>> BEGIN

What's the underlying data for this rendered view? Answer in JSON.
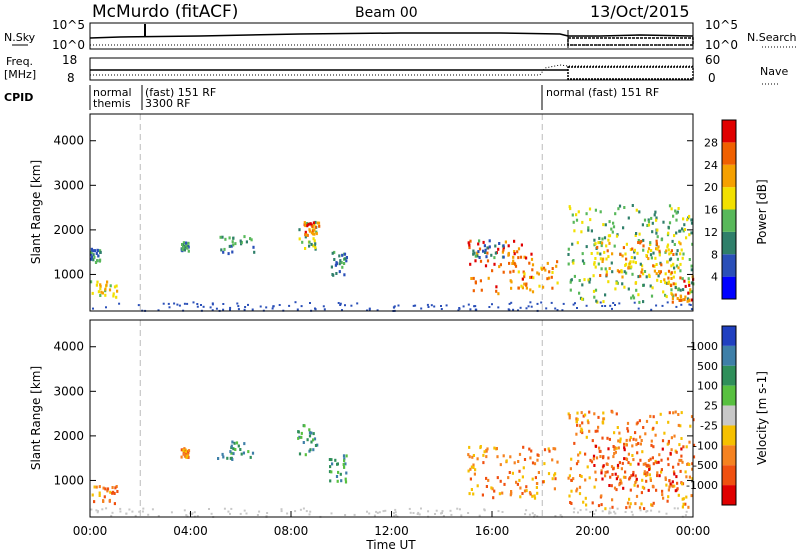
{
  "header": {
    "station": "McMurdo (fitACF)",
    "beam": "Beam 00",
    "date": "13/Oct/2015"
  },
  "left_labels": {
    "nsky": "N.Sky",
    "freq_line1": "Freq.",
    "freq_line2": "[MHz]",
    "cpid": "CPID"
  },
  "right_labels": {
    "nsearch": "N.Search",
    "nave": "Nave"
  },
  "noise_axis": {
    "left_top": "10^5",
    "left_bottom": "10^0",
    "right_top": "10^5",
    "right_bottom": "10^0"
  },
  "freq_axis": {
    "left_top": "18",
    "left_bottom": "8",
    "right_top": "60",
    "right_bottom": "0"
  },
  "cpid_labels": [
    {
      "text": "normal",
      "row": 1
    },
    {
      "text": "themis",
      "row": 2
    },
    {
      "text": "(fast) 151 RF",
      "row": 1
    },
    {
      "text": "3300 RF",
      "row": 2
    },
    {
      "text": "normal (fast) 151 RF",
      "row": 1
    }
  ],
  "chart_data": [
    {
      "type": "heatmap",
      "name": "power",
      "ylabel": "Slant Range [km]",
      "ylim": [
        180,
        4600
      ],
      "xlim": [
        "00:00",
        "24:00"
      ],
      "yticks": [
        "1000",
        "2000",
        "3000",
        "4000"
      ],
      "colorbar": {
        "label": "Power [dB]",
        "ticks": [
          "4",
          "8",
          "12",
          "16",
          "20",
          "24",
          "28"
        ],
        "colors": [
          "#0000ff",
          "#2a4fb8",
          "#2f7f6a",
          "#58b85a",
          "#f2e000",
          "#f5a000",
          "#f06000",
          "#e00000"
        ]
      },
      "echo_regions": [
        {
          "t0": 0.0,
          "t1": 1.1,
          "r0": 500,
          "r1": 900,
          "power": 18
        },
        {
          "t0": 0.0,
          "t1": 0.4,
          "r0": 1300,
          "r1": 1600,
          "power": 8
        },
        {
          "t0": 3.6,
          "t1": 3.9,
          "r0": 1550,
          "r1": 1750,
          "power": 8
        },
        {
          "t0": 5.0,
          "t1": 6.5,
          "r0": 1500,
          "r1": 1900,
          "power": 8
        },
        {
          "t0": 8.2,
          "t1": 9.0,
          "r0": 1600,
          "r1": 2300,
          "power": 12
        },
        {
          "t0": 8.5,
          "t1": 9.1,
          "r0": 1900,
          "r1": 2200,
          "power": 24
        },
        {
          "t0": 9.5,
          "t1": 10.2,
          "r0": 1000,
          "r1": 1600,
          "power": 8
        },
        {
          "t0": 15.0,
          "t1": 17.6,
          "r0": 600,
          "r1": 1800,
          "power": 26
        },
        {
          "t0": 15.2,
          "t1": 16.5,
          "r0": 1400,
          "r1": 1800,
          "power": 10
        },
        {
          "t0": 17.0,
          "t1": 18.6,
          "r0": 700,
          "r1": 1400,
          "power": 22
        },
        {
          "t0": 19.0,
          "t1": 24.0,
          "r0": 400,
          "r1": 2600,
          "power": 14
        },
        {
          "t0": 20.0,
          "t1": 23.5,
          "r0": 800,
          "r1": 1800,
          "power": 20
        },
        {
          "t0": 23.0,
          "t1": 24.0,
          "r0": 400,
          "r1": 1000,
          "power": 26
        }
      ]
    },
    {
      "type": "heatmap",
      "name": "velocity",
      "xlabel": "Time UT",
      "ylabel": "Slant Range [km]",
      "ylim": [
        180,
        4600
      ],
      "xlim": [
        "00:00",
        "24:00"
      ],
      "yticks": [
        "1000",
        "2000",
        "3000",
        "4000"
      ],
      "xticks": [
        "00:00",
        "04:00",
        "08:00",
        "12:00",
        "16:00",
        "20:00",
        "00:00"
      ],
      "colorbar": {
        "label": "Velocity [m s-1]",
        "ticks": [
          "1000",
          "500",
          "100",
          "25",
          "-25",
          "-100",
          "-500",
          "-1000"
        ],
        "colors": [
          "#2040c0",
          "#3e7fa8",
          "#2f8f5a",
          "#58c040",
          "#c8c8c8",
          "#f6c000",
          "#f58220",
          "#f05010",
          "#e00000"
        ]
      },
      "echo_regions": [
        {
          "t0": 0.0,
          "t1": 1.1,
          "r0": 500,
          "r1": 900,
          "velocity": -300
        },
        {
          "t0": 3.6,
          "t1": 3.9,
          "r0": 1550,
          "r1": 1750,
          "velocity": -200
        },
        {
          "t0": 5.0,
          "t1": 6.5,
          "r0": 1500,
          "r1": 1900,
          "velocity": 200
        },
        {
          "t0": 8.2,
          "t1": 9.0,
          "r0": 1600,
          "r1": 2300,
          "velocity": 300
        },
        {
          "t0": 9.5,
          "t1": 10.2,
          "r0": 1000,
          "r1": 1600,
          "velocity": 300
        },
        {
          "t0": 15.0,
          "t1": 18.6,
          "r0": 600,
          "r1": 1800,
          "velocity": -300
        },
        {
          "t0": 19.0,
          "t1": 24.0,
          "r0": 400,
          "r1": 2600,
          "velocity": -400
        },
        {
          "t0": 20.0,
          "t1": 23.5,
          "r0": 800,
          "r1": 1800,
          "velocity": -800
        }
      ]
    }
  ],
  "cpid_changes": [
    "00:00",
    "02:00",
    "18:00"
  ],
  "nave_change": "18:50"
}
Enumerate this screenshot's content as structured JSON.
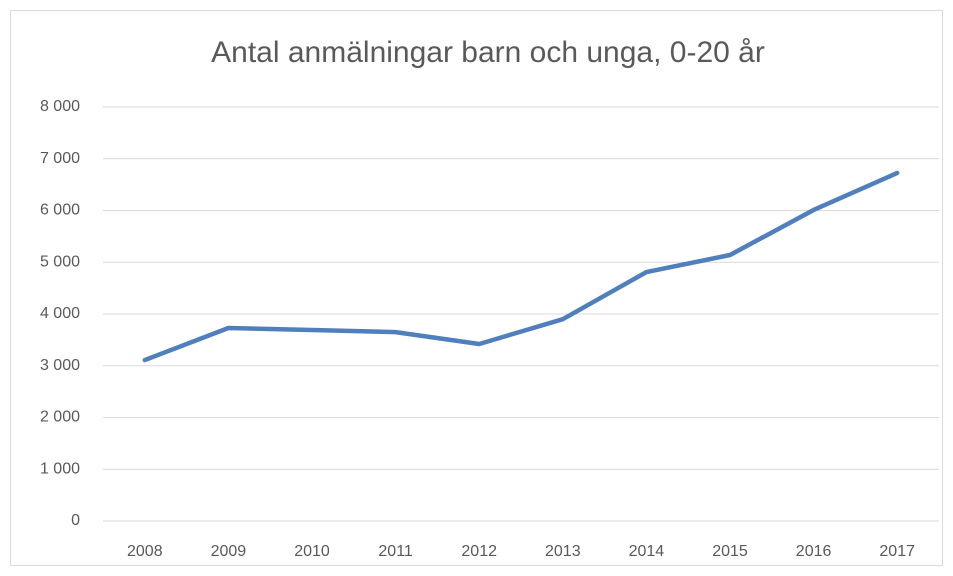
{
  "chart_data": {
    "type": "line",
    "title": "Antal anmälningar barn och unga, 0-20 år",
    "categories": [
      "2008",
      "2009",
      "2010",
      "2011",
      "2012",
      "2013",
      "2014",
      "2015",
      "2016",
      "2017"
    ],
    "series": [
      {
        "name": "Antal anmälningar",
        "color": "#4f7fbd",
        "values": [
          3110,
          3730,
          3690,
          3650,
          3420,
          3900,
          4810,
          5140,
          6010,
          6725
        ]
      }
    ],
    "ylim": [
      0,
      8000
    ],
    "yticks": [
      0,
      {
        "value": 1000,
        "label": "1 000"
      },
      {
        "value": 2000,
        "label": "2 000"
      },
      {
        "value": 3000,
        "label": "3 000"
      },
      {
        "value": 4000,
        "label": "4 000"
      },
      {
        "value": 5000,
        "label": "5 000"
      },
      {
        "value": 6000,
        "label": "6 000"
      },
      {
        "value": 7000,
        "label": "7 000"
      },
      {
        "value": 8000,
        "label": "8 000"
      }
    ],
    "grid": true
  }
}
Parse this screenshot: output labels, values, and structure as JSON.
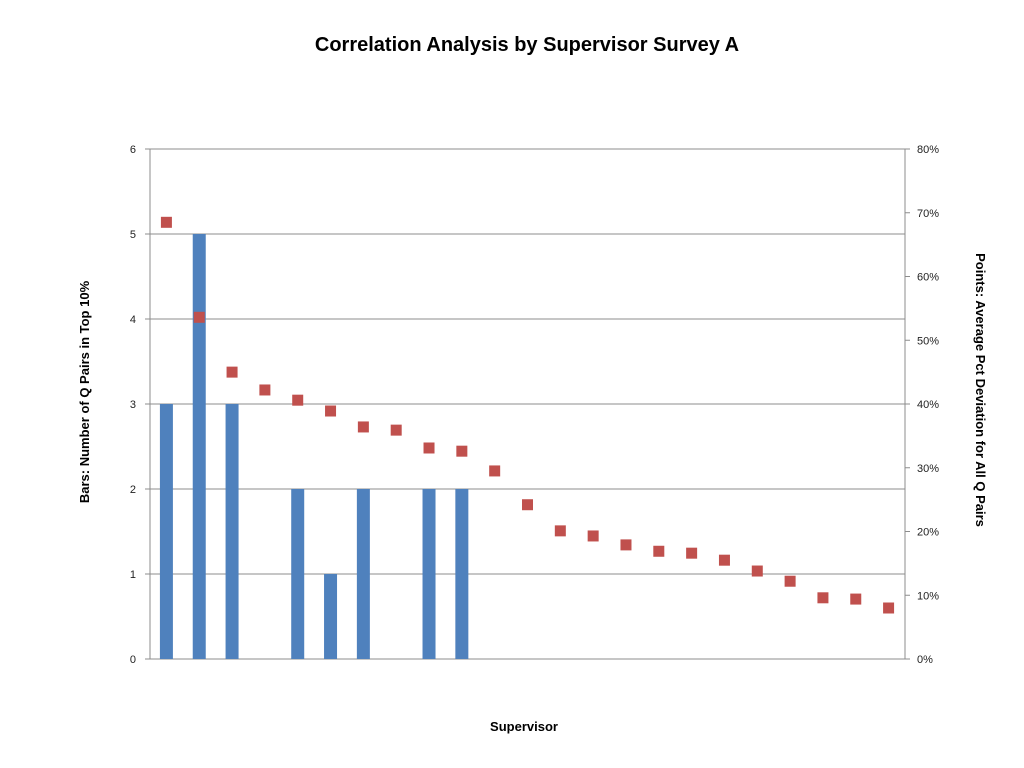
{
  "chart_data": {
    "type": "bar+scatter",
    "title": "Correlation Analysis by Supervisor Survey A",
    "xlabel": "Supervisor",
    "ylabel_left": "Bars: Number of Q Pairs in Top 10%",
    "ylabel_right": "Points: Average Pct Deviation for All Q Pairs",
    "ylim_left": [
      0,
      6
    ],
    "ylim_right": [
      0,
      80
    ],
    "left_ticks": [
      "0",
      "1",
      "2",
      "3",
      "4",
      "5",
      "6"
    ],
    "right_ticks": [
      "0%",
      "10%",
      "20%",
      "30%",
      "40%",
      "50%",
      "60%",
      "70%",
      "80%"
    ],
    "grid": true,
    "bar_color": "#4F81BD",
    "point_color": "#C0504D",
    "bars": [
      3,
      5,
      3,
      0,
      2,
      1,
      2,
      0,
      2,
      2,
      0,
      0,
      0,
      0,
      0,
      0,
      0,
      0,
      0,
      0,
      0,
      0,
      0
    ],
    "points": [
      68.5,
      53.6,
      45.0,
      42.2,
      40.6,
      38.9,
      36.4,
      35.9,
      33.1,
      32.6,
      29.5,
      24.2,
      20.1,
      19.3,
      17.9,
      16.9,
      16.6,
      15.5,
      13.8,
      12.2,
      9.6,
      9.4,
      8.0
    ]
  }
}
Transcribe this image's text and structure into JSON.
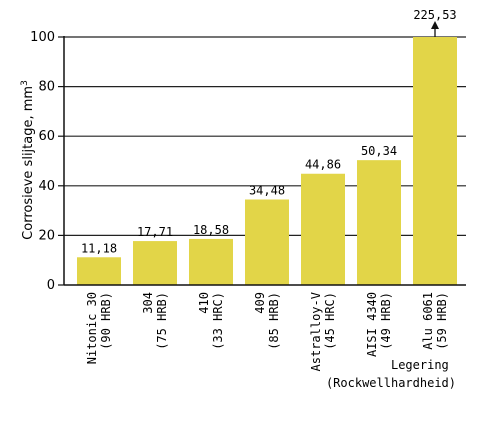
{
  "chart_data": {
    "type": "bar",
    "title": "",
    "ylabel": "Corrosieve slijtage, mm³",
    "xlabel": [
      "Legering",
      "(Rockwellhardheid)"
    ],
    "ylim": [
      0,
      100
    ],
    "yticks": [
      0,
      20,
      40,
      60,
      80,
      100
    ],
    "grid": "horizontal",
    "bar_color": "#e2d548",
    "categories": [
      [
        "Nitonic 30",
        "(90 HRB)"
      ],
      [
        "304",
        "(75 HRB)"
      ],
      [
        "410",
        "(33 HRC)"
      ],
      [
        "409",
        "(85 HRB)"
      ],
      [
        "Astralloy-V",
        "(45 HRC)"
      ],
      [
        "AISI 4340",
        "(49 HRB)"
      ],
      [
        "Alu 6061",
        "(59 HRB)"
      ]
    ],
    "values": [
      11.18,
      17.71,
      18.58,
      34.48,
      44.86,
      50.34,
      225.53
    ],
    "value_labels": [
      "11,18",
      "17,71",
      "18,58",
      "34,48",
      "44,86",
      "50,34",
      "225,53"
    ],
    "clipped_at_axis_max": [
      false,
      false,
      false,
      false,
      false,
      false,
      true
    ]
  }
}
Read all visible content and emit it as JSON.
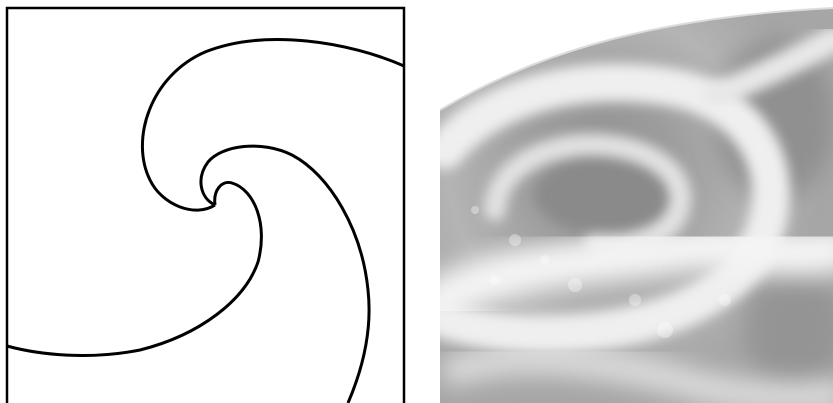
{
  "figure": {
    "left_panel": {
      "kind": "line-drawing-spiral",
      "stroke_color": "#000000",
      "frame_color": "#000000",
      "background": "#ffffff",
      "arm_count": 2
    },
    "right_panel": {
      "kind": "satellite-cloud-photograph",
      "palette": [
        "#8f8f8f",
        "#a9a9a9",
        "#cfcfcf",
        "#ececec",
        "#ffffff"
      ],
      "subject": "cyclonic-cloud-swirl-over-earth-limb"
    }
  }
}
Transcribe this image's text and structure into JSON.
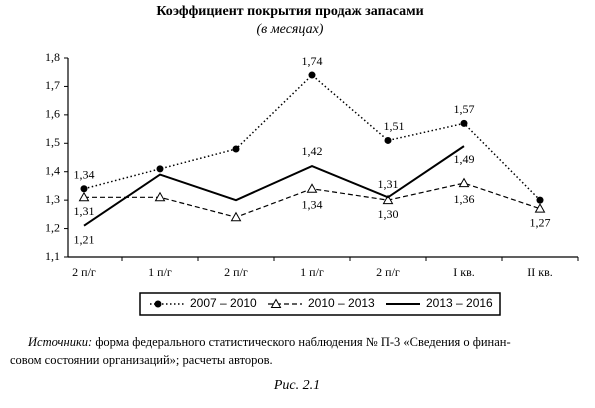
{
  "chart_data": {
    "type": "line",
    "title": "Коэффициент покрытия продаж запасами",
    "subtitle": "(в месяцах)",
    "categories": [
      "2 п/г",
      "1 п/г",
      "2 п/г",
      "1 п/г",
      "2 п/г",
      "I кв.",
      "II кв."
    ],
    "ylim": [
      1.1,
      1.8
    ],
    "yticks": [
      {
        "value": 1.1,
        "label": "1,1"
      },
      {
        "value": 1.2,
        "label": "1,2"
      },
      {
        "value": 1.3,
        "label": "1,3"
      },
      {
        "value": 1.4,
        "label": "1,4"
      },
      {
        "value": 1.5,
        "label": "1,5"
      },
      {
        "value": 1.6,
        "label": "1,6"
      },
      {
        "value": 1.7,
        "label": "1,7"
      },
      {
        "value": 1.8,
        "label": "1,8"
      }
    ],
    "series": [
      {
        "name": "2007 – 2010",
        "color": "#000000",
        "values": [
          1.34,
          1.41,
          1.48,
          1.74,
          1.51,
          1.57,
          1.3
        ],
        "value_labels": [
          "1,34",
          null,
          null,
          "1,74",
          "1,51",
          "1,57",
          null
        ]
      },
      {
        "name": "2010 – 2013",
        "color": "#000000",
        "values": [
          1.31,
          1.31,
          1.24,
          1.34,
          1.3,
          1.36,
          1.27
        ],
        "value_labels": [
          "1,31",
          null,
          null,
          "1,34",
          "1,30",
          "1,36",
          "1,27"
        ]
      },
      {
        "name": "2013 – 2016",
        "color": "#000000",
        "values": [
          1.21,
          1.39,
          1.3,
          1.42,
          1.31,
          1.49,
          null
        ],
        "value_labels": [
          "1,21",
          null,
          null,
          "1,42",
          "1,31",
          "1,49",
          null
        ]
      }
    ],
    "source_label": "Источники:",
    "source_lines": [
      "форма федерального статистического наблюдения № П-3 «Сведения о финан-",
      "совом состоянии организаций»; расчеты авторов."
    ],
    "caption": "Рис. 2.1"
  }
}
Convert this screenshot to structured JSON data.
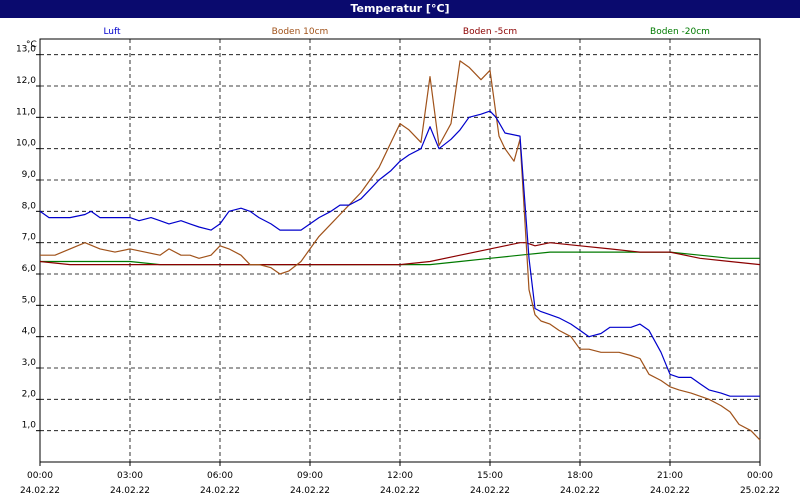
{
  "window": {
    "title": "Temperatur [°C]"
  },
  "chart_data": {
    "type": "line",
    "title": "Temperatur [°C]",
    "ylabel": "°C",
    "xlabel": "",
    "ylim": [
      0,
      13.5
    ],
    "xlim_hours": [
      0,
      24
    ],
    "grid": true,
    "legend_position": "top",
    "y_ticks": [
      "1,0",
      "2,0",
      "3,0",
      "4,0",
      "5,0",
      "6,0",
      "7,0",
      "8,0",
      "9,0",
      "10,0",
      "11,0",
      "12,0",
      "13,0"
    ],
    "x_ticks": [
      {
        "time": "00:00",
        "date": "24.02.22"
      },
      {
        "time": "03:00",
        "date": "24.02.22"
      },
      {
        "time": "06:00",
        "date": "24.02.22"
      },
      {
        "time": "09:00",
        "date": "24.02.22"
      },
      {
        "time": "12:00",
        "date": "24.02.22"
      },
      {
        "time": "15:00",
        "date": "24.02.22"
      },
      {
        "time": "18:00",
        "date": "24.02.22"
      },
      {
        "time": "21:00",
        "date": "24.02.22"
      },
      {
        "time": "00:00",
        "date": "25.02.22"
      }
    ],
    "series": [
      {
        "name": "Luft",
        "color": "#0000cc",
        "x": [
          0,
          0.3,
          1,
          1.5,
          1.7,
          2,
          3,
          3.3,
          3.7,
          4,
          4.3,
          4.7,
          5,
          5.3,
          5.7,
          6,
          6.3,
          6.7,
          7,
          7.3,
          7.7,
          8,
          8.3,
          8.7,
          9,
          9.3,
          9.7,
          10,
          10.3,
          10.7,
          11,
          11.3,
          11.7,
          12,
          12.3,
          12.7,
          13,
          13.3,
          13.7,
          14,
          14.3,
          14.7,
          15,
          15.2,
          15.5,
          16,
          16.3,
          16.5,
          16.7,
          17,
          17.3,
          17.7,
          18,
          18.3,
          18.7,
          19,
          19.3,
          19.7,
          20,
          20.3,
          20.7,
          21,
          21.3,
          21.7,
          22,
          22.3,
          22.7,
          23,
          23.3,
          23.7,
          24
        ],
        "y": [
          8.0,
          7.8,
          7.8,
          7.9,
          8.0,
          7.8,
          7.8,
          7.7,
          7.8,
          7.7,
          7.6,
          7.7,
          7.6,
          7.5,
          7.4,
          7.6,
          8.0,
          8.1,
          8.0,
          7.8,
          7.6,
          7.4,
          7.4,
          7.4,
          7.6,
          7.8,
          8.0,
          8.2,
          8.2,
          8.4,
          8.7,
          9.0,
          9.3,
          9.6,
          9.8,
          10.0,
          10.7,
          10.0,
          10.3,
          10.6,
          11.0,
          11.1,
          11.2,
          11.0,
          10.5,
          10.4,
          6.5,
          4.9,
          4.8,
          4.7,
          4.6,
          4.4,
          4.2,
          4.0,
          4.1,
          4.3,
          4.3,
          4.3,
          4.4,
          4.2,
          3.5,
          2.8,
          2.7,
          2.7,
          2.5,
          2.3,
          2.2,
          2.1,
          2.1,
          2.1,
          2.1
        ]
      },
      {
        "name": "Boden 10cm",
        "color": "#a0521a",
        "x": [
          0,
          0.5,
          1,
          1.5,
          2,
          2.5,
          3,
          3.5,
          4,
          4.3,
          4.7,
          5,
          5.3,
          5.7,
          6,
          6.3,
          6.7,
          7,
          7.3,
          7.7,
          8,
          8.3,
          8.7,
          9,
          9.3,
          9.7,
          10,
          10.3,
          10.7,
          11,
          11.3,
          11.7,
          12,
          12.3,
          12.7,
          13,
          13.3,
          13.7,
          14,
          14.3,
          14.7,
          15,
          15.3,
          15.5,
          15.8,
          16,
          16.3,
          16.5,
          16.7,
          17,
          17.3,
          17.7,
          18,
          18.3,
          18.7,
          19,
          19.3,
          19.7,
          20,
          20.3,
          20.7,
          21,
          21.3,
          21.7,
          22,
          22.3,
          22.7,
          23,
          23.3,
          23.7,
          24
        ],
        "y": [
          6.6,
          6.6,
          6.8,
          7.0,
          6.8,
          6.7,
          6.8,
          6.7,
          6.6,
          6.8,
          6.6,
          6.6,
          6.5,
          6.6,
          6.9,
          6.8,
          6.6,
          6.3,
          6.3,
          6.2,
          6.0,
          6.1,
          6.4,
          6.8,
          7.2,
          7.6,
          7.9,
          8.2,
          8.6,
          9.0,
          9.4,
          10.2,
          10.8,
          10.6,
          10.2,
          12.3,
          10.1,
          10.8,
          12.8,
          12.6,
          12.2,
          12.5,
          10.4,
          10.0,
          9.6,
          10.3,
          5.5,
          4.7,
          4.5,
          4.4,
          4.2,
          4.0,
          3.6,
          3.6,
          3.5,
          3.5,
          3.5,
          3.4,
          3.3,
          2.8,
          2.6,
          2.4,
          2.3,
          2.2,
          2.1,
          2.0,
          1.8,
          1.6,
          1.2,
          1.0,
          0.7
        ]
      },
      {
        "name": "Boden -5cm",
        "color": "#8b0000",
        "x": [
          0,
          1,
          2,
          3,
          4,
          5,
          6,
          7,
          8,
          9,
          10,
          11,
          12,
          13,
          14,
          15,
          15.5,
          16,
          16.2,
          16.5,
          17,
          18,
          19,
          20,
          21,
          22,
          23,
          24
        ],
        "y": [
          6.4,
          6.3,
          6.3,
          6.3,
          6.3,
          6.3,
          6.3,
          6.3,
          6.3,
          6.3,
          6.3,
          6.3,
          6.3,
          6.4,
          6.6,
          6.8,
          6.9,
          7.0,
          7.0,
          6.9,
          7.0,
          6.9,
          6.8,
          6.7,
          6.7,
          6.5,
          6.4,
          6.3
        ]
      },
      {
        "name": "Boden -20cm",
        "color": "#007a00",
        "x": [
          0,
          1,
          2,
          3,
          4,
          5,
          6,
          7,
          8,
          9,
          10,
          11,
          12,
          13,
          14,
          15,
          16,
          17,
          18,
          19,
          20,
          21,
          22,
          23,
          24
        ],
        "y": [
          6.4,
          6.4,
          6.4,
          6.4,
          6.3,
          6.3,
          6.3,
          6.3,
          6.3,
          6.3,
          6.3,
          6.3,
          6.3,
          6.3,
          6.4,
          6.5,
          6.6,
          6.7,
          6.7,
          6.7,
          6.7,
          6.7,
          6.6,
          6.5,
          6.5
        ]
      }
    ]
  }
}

>> END

:: Task brief ::
Lines containing the word "Supervisor" are to be counted in the listing; state their number alone.

:: Reply ::
2